**Task prompt**
Among the entries below, find the lines with "keypad" and copy them.

[Collected data]
┄┄┄┄┄┄┄┄┄┄┄┄┄┄┄┄┄┄┄┄

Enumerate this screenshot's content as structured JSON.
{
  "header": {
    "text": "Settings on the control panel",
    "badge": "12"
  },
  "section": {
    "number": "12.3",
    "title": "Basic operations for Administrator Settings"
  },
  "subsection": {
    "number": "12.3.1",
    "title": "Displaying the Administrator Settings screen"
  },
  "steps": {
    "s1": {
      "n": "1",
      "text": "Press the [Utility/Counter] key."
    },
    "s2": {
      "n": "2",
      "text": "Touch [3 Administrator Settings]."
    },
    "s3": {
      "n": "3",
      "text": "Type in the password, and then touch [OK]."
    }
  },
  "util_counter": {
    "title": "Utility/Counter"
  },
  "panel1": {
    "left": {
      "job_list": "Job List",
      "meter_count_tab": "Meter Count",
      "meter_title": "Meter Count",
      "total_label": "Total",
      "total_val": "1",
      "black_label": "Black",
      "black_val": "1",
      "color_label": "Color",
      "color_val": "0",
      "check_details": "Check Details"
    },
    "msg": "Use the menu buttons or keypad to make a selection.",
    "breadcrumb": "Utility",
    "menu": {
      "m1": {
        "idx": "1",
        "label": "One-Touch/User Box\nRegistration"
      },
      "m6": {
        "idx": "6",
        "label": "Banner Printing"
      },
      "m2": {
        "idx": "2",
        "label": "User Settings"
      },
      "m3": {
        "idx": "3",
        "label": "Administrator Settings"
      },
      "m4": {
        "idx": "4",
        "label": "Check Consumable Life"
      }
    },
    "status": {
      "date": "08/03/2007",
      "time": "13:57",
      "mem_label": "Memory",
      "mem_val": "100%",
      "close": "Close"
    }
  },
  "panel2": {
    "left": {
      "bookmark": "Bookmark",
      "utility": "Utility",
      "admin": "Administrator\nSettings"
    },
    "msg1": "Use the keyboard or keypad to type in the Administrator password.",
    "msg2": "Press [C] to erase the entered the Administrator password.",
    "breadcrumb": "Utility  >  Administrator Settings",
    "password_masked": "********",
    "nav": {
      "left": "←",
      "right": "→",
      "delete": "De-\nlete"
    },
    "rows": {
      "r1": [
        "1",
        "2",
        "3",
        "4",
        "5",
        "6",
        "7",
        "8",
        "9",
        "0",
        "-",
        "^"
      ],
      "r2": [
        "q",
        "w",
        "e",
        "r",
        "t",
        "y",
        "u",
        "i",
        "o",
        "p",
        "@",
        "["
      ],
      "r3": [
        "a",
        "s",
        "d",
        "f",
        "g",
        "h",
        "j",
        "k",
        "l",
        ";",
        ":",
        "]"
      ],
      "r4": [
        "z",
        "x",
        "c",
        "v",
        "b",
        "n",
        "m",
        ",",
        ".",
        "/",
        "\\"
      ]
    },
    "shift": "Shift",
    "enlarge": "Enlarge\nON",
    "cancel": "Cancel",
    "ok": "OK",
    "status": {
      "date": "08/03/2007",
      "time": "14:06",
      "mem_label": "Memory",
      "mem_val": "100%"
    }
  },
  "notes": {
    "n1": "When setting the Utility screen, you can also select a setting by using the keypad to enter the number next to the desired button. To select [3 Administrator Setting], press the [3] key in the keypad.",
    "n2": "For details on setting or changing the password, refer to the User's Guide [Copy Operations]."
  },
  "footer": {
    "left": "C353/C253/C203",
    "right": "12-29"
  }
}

┄┄┄┄┄┄┄┄┄┄┄┄┄┄┄┄┄┄┄┄

**Response to this task**
    "msg": "Use the menu buttons or keypad to make a selection.",
    "msg1": "Use the keyboard or keypad to type in the Administrator password.",
    "n1": "When setting the Utility screen, you can also select a setting by using the keypad to enter the number next to the desired button. To select [3 Administrator Setting], press the [3] key in the keypad.",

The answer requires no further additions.